═══ Records for this exercise ═══
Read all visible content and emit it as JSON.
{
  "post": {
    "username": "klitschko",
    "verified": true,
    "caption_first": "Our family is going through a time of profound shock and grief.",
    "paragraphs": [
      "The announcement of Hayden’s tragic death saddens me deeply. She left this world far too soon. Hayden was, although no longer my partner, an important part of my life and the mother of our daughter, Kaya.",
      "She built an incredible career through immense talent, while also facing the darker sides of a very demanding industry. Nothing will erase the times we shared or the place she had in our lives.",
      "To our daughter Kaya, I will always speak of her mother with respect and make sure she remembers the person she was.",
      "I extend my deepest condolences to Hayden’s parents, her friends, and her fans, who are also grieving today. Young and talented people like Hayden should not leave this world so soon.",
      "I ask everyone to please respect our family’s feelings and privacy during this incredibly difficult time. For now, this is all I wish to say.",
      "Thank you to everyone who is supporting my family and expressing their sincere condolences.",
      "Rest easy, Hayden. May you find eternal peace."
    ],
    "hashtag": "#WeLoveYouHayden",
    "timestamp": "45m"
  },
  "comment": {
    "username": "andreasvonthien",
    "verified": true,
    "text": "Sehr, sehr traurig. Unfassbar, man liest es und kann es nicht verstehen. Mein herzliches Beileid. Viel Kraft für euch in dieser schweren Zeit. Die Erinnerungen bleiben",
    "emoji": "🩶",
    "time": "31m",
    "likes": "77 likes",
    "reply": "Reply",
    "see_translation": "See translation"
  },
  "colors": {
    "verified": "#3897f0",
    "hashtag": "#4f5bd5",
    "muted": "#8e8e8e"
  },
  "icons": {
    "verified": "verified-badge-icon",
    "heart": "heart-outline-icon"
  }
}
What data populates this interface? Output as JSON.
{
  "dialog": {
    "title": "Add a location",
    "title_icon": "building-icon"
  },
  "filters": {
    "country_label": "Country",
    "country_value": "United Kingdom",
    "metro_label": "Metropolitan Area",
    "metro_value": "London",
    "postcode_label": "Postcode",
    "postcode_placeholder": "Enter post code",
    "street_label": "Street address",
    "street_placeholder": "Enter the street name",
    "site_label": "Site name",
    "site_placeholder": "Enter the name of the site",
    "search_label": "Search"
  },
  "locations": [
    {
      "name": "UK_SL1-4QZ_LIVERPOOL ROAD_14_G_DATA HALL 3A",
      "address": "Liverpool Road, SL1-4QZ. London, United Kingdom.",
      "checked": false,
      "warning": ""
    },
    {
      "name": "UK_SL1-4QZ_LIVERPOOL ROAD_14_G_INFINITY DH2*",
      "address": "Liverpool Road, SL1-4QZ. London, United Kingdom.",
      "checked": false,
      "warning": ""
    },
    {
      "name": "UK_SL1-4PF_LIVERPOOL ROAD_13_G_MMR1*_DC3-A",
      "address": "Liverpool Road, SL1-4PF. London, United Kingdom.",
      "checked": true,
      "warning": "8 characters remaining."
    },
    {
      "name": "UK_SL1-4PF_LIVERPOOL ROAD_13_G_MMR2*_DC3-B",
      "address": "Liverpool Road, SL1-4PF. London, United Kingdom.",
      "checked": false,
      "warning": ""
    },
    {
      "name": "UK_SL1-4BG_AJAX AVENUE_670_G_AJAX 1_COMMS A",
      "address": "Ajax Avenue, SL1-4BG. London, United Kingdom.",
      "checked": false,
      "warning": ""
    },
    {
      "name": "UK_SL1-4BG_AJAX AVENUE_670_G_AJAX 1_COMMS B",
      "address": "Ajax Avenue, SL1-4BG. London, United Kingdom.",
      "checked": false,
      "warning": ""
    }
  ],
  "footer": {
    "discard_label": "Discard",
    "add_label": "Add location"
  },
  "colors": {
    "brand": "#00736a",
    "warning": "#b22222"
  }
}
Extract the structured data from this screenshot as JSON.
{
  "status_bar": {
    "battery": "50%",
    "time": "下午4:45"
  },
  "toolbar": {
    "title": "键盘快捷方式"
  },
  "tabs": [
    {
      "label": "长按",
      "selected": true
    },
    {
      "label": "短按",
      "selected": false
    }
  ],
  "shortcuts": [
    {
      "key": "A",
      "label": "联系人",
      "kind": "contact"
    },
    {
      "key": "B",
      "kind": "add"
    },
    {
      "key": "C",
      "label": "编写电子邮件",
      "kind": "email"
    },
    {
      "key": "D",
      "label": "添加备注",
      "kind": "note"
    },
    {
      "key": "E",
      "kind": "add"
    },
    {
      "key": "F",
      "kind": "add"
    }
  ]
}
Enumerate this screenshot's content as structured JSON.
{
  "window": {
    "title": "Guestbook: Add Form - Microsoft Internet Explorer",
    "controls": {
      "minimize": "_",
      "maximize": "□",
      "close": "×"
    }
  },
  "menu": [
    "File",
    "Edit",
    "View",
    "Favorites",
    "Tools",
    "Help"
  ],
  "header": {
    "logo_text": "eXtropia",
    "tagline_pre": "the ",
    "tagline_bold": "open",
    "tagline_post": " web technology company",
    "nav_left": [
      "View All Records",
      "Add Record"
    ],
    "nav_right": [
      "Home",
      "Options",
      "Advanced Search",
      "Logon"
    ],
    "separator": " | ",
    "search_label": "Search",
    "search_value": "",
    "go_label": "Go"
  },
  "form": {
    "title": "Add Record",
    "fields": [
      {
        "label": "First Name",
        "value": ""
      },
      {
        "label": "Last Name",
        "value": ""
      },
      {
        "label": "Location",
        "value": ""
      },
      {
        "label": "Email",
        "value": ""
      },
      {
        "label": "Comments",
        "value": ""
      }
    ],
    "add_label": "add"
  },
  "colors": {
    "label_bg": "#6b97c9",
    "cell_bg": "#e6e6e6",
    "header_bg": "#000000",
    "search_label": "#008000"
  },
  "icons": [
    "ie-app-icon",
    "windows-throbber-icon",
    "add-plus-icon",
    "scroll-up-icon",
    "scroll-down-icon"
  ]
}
═══
Take the line holding "Enumerate this screenshot's" and all lines after it through the end of the data, and set them down exactly.

● **Task solution**:
Enumerate this screenshot's content as structured JSON.
{
  "window": {
    "title": "Guestbook: Add Form - Microsoft Internet Explorer",
    "controls": {
      "minimize": "_",
      "maximize": "□",
      "close": "×"
    }
  },
  "menu": [
    "File",
    "Edit",
    "View",
    "Favorites",
    "Tools",
    "Help"
  ],
  "header": {
    "logo_text": "eXtropia",
    "tagline_pre": "the ",
    "tagline_bold": "open",
    "tagline_post": " web technology company",
    "nav_left": [
      "View All Records",
      "Add Record"
    ],
    "nav_right": [
      "Home",
      "Options",
      "Advanced Search",
      "Logon"
    ],
    "separator": " | ",
    "search_label": "Search",
    "search_value": "",
    "go_label": "Go"
  },
  "form": {
    "title": "Add Record",
    "fields": [
      {
        "label": "First Name",
        "value": ""
      },
      {
        "label": "Last Name",
        "value": ""
      },
      {
        "label": "Location",
        "value": ""
      },
      {
        "label": "Email",
        "value": ""
      },
      {
        "label": "Comments",
        "value": ""
      }
    ],
    "add_label": "add"
  },
  "colors": {
    "label_bg": "#6b97c9",
    "cell_bg": "#e6e6e6",
    "header_bg": "#000000",
    "search_label": "#008000"
  },
  "icons": [
    "ie-app-icon",
    "windows-throbber-icon",
    "add-plus-icon",
    "scroll-up-icon",
    "scroll-down-icon"
  ]
}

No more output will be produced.